• _EXTRACT_:
====

Date of Judgment : 04-12-2025
Head Note :-
Kerala Anti-Social Activities (Prevention) Act, 2007 - Section 3(1) -

Comparative Citation:
2025 KER 93947,
Judgment :-

Jobin Sebastian, J.

1. The petitioner herein is the wife of one Dilshad E. K. ('detenu' for the sake of brevity) and her challenge in this Writ Petition is directed against Ext.P1 order of detention dated 27.08.2025 passed by the 2nd respondent under Section 3(1) of the Kerala Anti-Social Activities (Prevention) Act, 2007 (‘KAA(P) Act’ for brevity). The said order stands confirmed by the Government, vide order dated 01.11.2025, and the detenu has been ordered to be detained for a period of six months with effect from the date of detention.

2. The records reveal that on 26.07.2025, a proposal was submitted by the Deputy Commissioner of Police, Kozhikode City, seeking initiation of proceedings against the detenu under the KAA(P) Act before the jurisdictional authority, the 2nd respondent. For the purpose of initiation of the said proceedings, the detenu was classified as a 'known goonda' as defined under Section 2(o)(ii) of the KAA(P) Act.

3. Altogether, five cases in which the detenu got involved have been considered by the jurisdictional authority for passing Ext.P1 detention order. Out of the said cases, the case registered with respect to the last prejudicial activity is crime No.385/2025 of Nallalam Police Station, alleging commission of the offence punishable under Section 22(c) of the NDPS Act.

4. We heard Smt. Mehnaz P. Mohammed, the learned counsel appearing for the petitioner, and Sri. K.A. Anas, the learned Government Pleader.

====

• _COLLECTED DATA_:
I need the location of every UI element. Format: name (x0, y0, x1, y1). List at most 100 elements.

====

• _REQUIREMENTS_:
#1 In the judgment, who submitted the proposal on 26.07.2025 to start proceedings against the detenu?
#2 Retype the judgment from "Date of Judgment" to "date of detention.".
#3 List every full date (day, month and year) that appears in the judgment, in the order they occur.

• _EXERCISE RESPONSES_:
#1 The Deputy Commissioner of Police, Kozhikode City.

#2
Date of Judgment : 04-12-2025
Head Note :-
Kerala Anti-Social Activities (Prevention) Act, 2007 - Section 3(1) -

Comparative Citation:
2025 KER 93947,
Judgment :-

Jobin Sebastian, J.

1. The petitioner herein is the wife of one Dilshad E. K. ('detenu' for the sake of brevity) and her challenge in this Writ Petition is directed against Ext.P1 order of detention dated 27.08.2025 passed by the 2nd respondent under Section 3(1) of the Kerala Anti-Social Activities (Prevention) Act, 2007 (‘KAA(P) Act’ for brevity). The said order stands confirmed by the Government, vide order dated 01.11.2025, and the detenu has been ordered to be detained for a period of six months with effect from the date of detention.

#3
04-12-2025
27.08.2025
01.11.2025
26.07.2025